- **EXERCISE OBJECTIVE**:
The listing beneath should be written out in full, exactly as shown.

** START **

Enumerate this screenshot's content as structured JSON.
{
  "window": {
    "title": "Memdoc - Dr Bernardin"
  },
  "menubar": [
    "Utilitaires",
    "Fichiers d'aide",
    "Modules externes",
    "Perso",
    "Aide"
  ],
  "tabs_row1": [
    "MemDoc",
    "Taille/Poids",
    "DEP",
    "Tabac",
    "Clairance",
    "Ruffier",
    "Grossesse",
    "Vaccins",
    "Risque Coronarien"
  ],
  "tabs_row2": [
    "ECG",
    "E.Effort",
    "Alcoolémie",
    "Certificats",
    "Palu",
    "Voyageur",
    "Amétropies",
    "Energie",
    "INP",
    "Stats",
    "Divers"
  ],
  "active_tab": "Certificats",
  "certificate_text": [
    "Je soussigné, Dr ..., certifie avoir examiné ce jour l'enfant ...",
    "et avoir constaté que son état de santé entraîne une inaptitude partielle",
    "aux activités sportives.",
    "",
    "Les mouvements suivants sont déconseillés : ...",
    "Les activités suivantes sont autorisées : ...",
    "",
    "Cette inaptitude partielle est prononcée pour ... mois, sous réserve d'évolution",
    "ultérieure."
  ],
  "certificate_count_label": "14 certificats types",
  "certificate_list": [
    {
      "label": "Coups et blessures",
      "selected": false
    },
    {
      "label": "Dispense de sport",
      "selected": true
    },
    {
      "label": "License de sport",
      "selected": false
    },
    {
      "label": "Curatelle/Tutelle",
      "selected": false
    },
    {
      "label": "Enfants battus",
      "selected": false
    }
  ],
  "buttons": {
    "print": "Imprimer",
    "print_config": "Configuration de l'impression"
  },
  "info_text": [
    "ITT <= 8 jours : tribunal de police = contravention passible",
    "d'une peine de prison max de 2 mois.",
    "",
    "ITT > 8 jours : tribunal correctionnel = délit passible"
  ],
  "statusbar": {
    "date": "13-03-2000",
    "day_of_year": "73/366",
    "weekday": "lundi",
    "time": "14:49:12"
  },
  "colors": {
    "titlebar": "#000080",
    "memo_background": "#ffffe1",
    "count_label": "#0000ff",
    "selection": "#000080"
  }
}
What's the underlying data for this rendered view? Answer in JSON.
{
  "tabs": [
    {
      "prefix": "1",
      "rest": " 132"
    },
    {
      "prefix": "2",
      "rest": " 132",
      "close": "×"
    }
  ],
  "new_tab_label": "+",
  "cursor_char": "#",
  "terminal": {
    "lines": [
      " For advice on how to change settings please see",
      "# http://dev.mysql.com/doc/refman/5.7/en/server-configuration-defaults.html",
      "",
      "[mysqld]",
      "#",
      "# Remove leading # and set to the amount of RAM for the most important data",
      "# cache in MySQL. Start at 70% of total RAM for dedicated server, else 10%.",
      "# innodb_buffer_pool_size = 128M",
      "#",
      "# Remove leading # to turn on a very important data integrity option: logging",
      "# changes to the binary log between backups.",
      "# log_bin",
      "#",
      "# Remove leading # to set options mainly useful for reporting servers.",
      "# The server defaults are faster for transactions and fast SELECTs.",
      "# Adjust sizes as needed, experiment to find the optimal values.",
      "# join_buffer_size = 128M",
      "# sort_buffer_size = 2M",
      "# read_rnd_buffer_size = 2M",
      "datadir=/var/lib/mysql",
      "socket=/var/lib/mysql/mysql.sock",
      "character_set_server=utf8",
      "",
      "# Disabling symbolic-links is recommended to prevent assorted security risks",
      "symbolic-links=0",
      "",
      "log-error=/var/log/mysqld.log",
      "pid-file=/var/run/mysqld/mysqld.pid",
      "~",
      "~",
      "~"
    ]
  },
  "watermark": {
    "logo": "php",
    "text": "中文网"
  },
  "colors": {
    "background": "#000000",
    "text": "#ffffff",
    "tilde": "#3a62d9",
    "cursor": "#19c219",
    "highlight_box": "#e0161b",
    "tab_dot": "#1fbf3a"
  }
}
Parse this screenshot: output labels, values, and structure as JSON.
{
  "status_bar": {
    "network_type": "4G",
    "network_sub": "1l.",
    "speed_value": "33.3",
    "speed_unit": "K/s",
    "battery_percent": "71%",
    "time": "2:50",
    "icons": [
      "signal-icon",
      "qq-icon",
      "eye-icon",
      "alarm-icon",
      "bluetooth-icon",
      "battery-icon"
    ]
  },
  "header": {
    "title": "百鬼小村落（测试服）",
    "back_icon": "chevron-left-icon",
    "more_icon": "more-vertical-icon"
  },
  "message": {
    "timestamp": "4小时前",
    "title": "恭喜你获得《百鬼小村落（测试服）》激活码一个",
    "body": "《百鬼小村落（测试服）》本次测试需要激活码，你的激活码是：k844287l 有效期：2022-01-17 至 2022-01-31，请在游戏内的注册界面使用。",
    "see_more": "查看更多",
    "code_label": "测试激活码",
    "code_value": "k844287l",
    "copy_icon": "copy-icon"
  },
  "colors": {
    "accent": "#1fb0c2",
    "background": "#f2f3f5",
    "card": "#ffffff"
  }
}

** END **

- **REPLY TO THE TASK**:
Enumerate this screenshot's content as structured JSON.
{
  "window": {
    "title": "Memdoc - Dr Bernardin"
  },
  "menubar": [
    "Utilitaires",
    "Fichiers d'aide",
    "Modules externes",
    "Perso",
    "Aide"
  ],
  "tabs_row1": [
    "MemDoc",
    "Taille/Poids",
    "DEP",
    "Tabac",
    "Clairance",
    "Ruffier",
    "Grossesse",
    "Vaccins",
    "Risque Coronarien"
  ],
  "tabs_row2": [
    "ECG",
    "E.Effort",
    "Alcoolémie",
    "Certificats",
    "Palu",
    "Voyageur",
    "Amétropies",
    "Energie",
    "INP",
    "Stats",
    "Divers"
  ],
  "active_tab": "Certificats",
  "certificate_text": [
    "Je soussigné, Dr ..., certifie avoir examiné ce jour l'enfant ...",
    "et avoir constaté que son état de santé entraîne une inaptitude partielle",
    "aux activités sportives.",
    "",
    "Les mouvements suivants sont déconseillés : ...",
    "Les activités suivantes sont autorisées : ...",
    "",
    "Cette inaptitude partielle est prononcée pour ... mois, sous réserve d'évolution",
    "ultérieure."
  ],
  "certificate_count_label": "14 certificats types",
  "certificate_list": [
    {
      "label": "Coups et blessures",
      "selected": false
    },
    {
      "label": "Dispense de sport",
      "selected": true
    },
    {
      "label": "License de sport",
      "selected": false
    },
    {
      "label": "Curatelle/Tutelle",
      "selected": false
    },
    {
      "label": "Enfants battus",
      "selected": false
    }
  ],
  "buttons": {
    "print": "Imprimer",
    "print_config": "Configuration de l'impression"
  },
  "info_text": [
    "ITT <= 8 jours : tribunal de police = contravention passible",
    "d'une peine de prison max de 2 mois.",
    "",
    "ITT > 8 jours : tribunal correctionnel = délit passible"
  ],
  "statusbar": {
    "date": "13-03-2000",
    "day_of_year": "73/366",
    "weekday": "lundi",
    "time": "14:49:12"
  },
  "colors": {
    "titlebar": "#000080",
    "memo_background": "#ffffe1",
    "count_label": "#0000ff",
    "selection": "#000080"
  }
}
What's the underlying data for this rendered view? Answer in JSON.
{
  "tabs": [
    {
      "prefix": "1",
      "rest": " 132"
    },
    {
      "prefix": "2",
      "rest": " 132",
      "close": "×"
    }
  ],
  "new_tab_label": "+",
  "cursor_char": "#",
  "terminal": {
    "lines": [
      " For advice on how to change settings please see",
      "# http://dev.mysql.com/doc/refman/5.7/en/server-configuration-defaults.html",
      "",
      "[mysqld]",
      "#",
      "# Remove leading # and set to the amount of RAM for the most important data",
      "# cache in MySQL. Start at 70% of total RAM for dedicated server, else 10%.",
      "# innodb_buffer_pool_size = 128M",
      "#",
      "# Remove leading # to turn on a very important data integrity option: logging",
      "# changes to the binary log between backups.",
      "# log_bin",
      "#",
      "# Remove leading # to set options mainly useful for reporting servers.",
      "# The server defaults are faster for transactions and fast SELECTs.",
      "# Adjust sizes as needed, experiment to find the optimal values.",
      "# join_buffer_size = 128M",
      "# sort_buffer_size = 2M",
      "# read_rnd_buffer_size = 2M",
      "datadir=/var/lib/mysql",
      "socket=/var/lib/mysql/mysql.sock",
      "character_set_server=utf8",
      "",
      "# Disabling symbolic-links is recommended to prevent assorted security risks",
      "symbolic-links=0",
      "",
      "log-error=/var/log/mysqld.log",
      "pid-file=/var/run/mysqld/mysqld.pid",
      "~",
      "~",
      "~"
    ]
  },
  "watermark": {
    "logo": "php",
    "text": "中文网"
  },
  "colors": {
    "background": "#000000",
    "text": "#ffffff",
    "tilde": "#3a62d9",
    "cursor": "#19c219",
    "highlight_box": "#e0161b",
    "tab_dot": "#1fbf3a"
  }
}
Parse this screenshot: output labels, values, and structure as JSON.
{
  "status_bar": {
    "network_type": "4G",
    "network_sub": "1l.",
    "speed_value": "33.3",
    "speed_unit": "K/s",
    "battery_percent": "71%",
    "time": "2:50",
    "icons": [
      "signal-icon",
      "qq-icon",
      "eye-icon",
      "alarm-icon",
      "bluetooth-icon",
      "battery-icon"
    ]
  },
  "header": {
    "title": "百鬼小村落（测试服）",
    "back_icon": "chevron-left-icon",
    "more_icon": "more-vertical-icon"
  },
  "message": {
    "timestamp": "4小时前",
    "title": "恭喜你获得《百鬼小村落（测试服）》激活码一个",
    "body": "《百鬼小村落（测试服）》本次测试需要激活码，你的激活码是：k844287l 有效期：2022-01-17 至 2022-01-31，请在游戏内的注册界面使用。",
    "see_more": "查看更多",
    "code_label": "测试激活码",
    "code_value": "k844287l",
    "copy_icon": "copy-icon"
  },
  "colors": {
    "accent": "#1fb0c2",
    "background": "#f2f3f5",
    "card": "#ffffff"
  }
}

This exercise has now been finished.